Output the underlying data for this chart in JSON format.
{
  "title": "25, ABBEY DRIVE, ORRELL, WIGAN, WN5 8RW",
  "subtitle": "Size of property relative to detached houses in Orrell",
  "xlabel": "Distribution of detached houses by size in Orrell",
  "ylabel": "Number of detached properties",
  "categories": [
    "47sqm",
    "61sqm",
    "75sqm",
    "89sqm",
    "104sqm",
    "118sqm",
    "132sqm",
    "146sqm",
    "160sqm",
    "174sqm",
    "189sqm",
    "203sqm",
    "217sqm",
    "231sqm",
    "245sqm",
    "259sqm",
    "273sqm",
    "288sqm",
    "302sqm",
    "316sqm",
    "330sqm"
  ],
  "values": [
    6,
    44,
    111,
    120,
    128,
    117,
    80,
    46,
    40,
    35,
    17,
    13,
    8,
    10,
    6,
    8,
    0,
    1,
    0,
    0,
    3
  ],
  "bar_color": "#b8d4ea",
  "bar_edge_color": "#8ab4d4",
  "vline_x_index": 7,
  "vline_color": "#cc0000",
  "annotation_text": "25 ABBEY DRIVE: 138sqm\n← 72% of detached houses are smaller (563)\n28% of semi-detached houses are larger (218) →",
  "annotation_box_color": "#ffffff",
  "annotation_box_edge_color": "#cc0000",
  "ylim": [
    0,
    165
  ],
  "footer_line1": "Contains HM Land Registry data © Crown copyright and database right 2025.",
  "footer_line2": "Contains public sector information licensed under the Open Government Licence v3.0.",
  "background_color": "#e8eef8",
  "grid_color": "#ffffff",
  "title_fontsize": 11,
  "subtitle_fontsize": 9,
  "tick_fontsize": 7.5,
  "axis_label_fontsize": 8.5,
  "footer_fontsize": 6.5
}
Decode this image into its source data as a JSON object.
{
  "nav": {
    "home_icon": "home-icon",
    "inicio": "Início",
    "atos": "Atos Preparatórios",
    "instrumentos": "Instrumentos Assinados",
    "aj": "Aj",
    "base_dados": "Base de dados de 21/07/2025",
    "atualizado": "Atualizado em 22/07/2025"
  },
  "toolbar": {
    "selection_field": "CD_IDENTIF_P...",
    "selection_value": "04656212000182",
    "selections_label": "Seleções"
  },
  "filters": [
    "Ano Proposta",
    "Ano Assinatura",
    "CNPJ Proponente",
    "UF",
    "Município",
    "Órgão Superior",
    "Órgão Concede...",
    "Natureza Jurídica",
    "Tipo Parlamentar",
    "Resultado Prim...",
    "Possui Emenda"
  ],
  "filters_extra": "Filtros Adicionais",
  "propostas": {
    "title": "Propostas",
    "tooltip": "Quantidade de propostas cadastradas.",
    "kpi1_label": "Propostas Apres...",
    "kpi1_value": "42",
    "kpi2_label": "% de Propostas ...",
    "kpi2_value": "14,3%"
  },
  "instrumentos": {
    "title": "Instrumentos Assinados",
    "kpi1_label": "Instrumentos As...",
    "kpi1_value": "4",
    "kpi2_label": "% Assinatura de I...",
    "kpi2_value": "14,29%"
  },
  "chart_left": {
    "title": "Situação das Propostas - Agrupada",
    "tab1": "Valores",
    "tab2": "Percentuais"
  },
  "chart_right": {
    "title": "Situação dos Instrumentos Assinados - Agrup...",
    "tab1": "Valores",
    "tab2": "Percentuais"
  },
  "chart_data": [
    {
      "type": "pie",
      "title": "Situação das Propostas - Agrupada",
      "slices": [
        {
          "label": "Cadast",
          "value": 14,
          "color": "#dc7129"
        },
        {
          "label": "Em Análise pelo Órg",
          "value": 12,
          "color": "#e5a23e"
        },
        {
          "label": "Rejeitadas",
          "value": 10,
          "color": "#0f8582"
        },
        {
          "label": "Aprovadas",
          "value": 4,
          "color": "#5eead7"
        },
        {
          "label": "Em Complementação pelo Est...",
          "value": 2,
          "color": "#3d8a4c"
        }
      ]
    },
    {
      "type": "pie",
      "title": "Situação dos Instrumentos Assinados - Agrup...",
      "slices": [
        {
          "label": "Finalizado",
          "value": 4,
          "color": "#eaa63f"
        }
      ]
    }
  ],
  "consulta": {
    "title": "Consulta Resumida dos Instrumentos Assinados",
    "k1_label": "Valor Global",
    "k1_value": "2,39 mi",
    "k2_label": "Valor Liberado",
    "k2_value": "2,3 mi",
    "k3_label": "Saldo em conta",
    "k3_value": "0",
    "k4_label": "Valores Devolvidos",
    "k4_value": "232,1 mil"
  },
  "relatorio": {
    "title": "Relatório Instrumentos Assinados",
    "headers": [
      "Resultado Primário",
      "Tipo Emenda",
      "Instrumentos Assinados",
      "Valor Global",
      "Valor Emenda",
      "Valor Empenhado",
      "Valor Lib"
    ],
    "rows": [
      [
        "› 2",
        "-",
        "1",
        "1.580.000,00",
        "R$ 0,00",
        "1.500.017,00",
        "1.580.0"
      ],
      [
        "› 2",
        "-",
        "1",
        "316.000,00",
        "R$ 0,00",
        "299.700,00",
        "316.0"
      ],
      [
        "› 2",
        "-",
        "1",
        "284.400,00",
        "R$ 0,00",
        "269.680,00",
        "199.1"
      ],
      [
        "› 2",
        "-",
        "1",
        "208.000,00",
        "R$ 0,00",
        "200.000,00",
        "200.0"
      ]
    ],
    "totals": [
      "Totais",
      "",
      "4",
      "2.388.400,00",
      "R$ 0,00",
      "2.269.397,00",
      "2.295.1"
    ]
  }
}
========
* _The request_
Return all the data exactly as given.

* _Output_
Output the underlying data for this chart in JSON format.
{
  "title": "25, ABBEY DRIVE, ORRELL, WIGAN, WN5 8RW",
  "subtitle": "Size of property relative to detached houses in Orrell",
  "xlabel": "Distribution of detached houses by size in Orrell",
  "ylabel": "Number of detached properties",
  "categories": [
    "47sqm",
    "61sqm",
    "75sqm",
    "89sqm",
    "104sqm",
    "118sqm",
    "132sqm",
    "146sqm",
    "160sqm",
    "174sqm",
    "189sqm",
    "203sqm",
    "217sqm",
    "231sqm",
    "245sqm",
    "259sqm",
    "273sqm",
    "288sqm",
    "302sqm",
    "316sqm",
    "330sqm"
  ],
  "values": [
    6,
    44,
    111,
    120,
    128,
    117,
    80,
    46,
    40,
    35,
    17,
    13,
    8,
    10,
    6,
    8,
    0,
    1,
    0,
    0,
    3
  ],
  "bar_color": "#b8d4ea",
  "bar_edge_color": "#8ab4d4",
  "vline_x_index": 7,
  "vline_color": "#cc0000",
  "annotation_text": "25 ABBEY DRIVE: 138sqm\n← 72% of detached houses are smaller (563)\n28% of semi-detached houses are larger (218) →",
  "annotation_box_color": "#ffffff",
  "annotation_box_edge_color": "#cc0000",
  "ylim": [
    0,
    165
  ],
  "footer_line1": "Contains HM Land Registry data © Crown copyright and database right 2025.",
  "footer_line2": "Contains public sector information licensed under the Open Government Licence v3.0.",
  "background_color": "#e8eef8",
  "grid_color": "#ffffff",
  "title_fontsize": 11,
  "subtitle_fontsize": 9,
  "tick_fontsize": 7.5,
  "axis_label_fontsize": 8.5,
  "footer_fontsize": 6.5
}
Decode this image into its source data as a JSON object.
{
  "nav": {
    "home_icon": "home-icon",
    "inicio": "Início",
    "atos": "Atos Preparatórios",
    "instrumentos": "Instrumentos Assinados",
    "aj": "Aj",
    "base_dados": "Base de dados de 21/07/2025",
    "atualizado": "Atualizado em 22/07/2025"
  },
  "toolbar": {
    "selection_field": "CD_IDENTIF_P...",
    "selection_value": "04656212000182",
    "selections_label": "Seleções"
  },
  "filters": [
    "Ano Proposta",
    "Ano Assinatura",
    "CNPJ Proponente",
    "UF",
    "Município",
    "Órgão Superior",
    "Órgão Concede...",
    "Natureza Jurídica",
    "Tipo Parlamentar",
    "Resultado Prim...",
    "Possui Emenda"
  ],
  "filters_extra": "Filtros Adicionais",
  "propostas": {
    "title": "Propostas",
    "tooltip": "Quantidade de propostas cadastradas.",
    "kpi1_label": "Propostas Apres...",
    "kpi1_value": "42",
    "kpi2_label": "% de Propostas ...",
    "kpi2_value": "14,3%"
  },
  "instrumentos": {
    "title": "Instrumentos Assinados",
    "kpi1_label": "Instrumentos As...",
    "kpi1_value": "4",
    "kpi2_label": "% Assinatura de I...",
    "kpi2_value": "14,29%"
  },
  "chart_left": {
    "title": "Situação das Propostas - Agrupada",
    "tab1": "Valores",
    "tab2": "Percentuais"
  },
  "chart_right": {
    "title": "Situação dos Instrumentos Assinados - Agrup...",
    "tab1": "Valores",
    "tab2": "Percentuais"
  },
  "chart_data": [
    {
      "type": "pie",
      "title": "Situação das Propostas - Agrupada",
      "slices": [
        {
          "label": "Cadast",
          "value": 14,
          "color": "#dc7129"
        },
        {
          "label": "Em Análise pelo Órg",
          "value": 12,
          "color": "#e5a23e"
        },
        {
          "label": "Rejeitadas",
          "value": 10,
          "color": "#0f8582"
        },
        {
          "label": "Aprovadas",
          "value": 4,
          "color": "#5eead7"
        },
        {
          "label": "Em Complementação pelo Est...",
          "value": 2,
          "color": "#3d8a4c"
        }
      ]
    },
    {
      "type": "pie",
      "title": "Situação dos Instrumentos Assinados - Agrup...",
      "slices": [
        {
          "label": "Finalizado",
          "value": 4,
          "color": "#eaa63f"
        }
      ]
    }
  ],
  "consulta": {
    "title": "Consulta Resumida dos Instrumentos Assinados",
    "k1_label": "Valor Global",
    "k1_value": "2,39 mi",
    "k2_label": "Valor Liberado",
    "k2_value": "2,3 mi",
    "k3_label": "Saldo em conta",
    "k3_value": "0",
    "k4_label": "Valores Devolvidos",
    "k4_value": "232,1 mil"
  },
  "relatorio": {
    "title": "Relatório Instrumentos Assinados",
    "headers": [
      "Resultado Primário",
      "Tipo Emenda",
      "Instrumentos Assinados",
      "Valor Global",
      "Valor Emenda",
      "Valor Empenhado",
      "Valor Lib"
    ],
    "rows": [
      [
        "› 2",
        "-",
        "1",
        "1.580.000,00",
        "R$ 0,00",
        "1.500.017,00",
        "1.580.0"
      ],
      [
        "› 2",
        "-",
        "1",
        "316.000,00",
        "R$ 0,00",
        "299.700,00",
        "316.0"
      ],
      [
        "› 2",
        "-",
        "1",
        "284.400,00",
        "R$ 0,00",
        "269.680,00",
        "199.1"
      ],
      [
        "› 2",
        "-",
        "1",
        "208.000,00",
        "R$ 0,00",
        "200.000,00",
        "200.0"
      ]
    ],
    "totals": [
      "Totais",
      "",
      "4",
      "2.388.400,00",
      "R$ 0,00",
      "2.269.397,00",
      "2.295.1"
    ]
  }
}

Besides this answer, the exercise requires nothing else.